WHAT TO WORK ON —
Quote the listing below in its entirety, omitting every image.

[Recorded data]
— Start —

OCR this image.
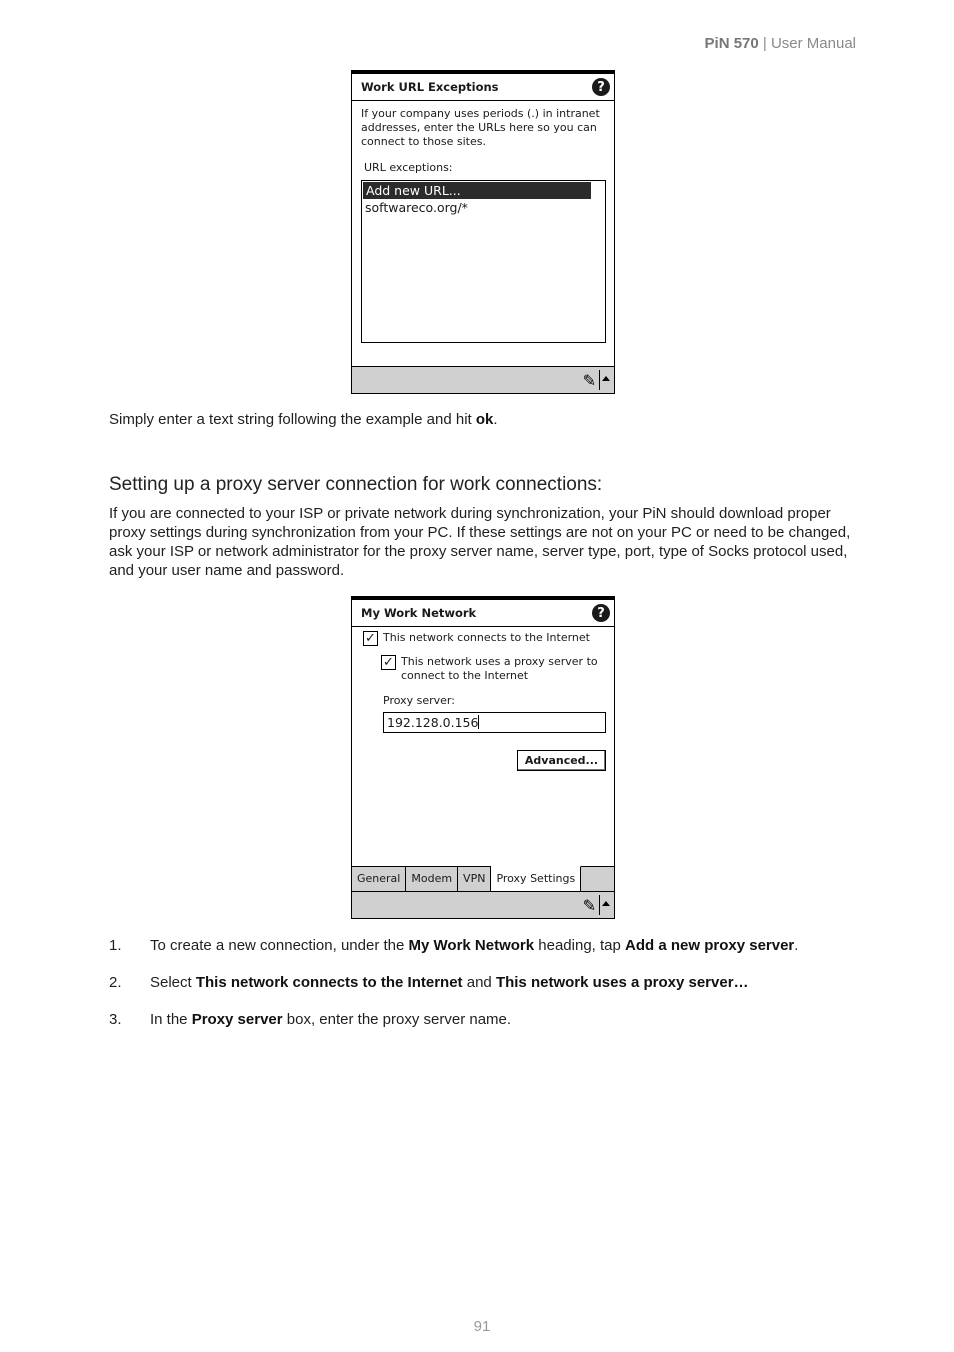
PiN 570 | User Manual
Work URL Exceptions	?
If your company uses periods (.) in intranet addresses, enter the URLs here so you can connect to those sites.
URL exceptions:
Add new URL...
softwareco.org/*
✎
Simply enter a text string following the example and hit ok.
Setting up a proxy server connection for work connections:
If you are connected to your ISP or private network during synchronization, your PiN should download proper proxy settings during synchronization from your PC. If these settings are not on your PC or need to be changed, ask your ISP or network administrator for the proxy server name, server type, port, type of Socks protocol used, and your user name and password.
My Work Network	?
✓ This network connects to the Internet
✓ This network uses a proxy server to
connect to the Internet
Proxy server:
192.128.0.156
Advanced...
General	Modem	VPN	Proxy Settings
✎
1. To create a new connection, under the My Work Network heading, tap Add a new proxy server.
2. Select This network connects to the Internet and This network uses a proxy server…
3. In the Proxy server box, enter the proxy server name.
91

— End —

SOLUTION —
OCR this image.
PiN 570 | User Manual
Work URL Exceptions	?
If your company uses periods (.) in intranet addresses, enter the URLs here so you can connect to those sites.
URL exceptions:
Add new URL...
softwareco.org/*
✎
Simply enter a text string following the example and hit ok.
Setting up a proxy server connection for work connections:
If you are connected to your ISP or private network during synchronization, your PiN should download proper proxy settings during synchronization from your PC. If these settings are not on your PC or need to be changed, ask your ISP or network administrator for the proxy server name, server type, port, type of Socks protocol used, and your user name and password.
My Work Network	?
✓ This network connects to the Internet
✓ This network uses a proxy server to
connect to the Internet
Proxy server:
192.128.0.156
Advanced...
General	Modem	VPN	Proxy Settings
✎
1. To create a new connection, under the My Work Network heading, tap Add a new proxy server.
2. Select This network connects to the Internet and This network uses a proxy server…
3. In the Proxy server box, enter the proxy server name.
91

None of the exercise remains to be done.